DATA TO PROCESS>
____________

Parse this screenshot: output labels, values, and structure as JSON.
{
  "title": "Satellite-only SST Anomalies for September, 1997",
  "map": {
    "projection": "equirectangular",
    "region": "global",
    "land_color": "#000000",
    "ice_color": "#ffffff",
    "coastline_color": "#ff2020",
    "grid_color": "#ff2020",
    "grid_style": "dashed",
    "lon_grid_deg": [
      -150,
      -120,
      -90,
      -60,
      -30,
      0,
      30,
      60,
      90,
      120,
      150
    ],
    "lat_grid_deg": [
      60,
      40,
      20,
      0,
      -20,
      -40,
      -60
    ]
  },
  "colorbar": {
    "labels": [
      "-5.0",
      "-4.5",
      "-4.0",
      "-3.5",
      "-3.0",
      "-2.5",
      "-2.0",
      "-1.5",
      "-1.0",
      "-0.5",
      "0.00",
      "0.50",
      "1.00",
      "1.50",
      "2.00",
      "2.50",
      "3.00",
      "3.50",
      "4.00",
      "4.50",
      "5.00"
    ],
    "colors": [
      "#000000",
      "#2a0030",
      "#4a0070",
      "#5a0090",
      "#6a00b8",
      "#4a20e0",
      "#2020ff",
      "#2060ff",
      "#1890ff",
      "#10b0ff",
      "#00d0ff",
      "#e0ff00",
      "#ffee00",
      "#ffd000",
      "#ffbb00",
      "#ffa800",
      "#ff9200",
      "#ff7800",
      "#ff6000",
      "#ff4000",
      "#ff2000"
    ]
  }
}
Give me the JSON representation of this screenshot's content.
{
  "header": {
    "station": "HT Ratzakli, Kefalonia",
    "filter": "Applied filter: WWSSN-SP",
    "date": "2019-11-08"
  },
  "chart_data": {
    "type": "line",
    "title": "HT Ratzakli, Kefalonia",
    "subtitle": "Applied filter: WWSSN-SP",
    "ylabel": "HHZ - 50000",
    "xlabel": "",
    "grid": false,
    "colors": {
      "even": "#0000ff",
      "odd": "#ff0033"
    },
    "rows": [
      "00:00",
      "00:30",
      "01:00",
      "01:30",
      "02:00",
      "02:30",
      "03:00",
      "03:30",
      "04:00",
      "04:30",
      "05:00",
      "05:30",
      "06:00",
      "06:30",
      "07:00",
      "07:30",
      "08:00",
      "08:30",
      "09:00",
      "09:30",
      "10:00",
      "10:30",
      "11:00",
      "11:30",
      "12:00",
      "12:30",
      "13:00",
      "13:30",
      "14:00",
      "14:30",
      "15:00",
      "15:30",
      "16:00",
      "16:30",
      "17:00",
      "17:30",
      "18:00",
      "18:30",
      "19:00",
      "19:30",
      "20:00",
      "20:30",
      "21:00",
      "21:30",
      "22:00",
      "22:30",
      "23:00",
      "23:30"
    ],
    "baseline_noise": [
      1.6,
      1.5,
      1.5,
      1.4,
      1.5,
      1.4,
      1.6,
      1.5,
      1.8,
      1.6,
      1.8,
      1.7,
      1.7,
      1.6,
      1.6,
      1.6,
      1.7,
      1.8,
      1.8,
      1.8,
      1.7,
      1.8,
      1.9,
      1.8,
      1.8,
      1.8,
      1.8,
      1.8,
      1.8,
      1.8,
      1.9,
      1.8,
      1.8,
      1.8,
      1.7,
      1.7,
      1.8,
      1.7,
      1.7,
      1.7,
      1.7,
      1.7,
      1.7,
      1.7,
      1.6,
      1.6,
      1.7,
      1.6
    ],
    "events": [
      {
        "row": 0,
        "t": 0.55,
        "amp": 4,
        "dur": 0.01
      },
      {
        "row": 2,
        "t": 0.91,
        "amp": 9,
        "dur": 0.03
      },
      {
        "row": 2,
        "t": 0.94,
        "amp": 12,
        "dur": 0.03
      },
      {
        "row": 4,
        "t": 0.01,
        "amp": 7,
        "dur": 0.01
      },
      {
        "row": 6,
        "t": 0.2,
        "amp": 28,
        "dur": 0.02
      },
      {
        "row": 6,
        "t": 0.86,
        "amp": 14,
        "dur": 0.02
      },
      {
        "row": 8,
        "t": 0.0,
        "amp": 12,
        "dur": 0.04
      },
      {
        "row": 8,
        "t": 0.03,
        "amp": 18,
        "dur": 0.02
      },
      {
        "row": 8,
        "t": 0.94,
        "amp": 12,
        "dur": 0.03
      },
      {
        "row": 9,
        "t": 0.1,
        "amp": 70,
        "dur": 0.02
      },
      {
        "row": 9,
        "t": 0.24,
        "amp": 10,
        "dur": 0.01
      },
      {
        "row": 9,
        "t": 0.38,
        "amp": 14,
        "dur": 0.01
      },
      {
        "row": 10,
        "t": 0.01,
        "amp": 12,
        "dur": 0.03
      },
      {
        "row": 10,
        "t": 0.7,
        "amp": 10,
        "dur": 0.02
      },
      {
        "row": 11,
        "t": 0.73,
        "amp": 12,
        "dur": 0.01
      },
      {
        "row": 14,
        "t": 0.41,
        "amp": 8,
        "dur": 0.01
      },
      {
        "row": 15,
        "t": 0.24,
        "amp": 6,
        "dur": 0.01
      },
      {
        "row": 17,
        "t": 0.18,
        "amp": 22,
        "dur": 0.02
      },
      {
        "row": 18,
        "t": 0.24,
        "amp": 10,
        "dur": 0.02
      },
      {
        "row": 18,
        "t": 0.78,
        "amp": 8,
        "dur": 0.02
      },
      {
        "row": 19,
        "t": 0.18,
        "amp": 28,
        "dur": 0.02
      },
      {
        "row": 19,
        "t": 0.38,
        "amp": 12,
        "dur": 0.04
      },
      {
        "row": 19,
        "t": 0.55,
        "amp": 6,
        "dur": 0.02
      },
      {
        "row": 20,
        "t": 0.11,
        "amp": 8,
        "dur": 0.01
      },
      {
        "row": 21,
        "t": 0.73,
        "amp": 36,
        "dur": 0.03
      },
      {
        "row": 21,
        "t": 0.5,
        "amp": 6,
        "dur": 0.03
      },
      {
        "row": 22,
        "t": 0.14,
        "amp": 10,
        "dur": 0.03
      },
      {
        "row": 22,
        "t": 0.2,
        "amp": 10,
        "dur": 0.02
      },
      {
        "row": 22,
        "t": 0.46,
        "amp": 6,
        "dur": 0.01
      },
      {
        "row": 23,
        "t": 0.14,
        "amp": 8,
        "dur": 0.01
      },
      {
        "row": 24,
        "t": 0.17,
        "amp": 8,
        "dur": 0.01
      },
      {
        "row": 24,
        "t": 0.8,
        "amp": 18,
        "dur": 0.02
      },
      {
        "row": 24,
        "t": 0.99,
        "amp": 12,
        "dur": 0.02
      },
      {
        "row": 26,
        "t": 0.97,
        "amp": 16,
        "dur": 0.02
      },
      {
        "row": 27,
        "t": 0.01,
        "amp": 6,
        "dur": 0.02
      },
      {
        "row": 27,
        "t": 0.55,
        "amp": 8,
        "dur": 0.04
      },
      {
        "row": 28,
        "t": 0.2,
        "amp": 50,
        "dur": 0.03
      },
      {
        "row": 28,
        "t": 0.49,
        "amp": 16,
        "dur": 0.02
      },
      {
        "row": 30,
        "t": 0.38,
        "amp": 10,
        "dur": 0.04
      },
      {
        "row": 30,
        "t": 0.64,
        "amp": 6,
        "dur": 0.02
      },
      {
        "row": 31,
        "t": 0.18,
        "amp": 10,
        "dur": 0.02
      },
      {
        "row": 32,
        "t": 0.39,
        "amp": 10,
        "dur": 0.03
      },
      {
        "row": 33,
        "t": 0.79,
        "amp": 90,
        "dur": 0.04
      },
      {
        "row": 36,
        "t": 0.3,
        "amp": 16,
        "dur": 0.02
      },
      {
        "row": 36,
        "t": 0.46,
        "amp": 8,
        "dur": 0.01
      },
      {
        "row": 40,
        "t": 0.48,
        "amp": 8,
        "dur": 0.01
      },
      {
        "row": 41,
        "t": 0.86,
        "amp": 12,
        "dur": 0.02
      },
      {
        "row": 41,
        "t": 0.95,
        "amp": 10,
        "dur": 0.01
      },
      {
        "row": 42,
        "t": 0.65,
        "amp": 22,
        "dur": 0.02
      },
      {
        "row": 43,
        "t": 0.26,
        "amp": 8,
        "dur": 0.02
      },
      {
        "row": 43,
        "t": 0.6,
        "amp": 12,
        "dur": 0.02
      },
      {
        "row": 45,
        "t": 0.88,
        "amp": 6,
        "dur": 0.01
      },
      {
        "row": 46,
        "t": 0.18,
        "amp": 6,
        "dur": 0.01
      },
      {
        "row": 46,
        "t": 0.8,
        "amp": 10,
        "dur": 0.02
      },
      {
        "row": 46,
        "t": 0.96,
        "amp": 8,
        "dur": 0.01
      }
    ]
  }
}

____________

Return every line above in which the string "screenshot" occurs.

RIGHT ANSWER>
Parse this screenshot: output labels, values, and structure as JSON.
Give me the JSON representation of this screenshot's content.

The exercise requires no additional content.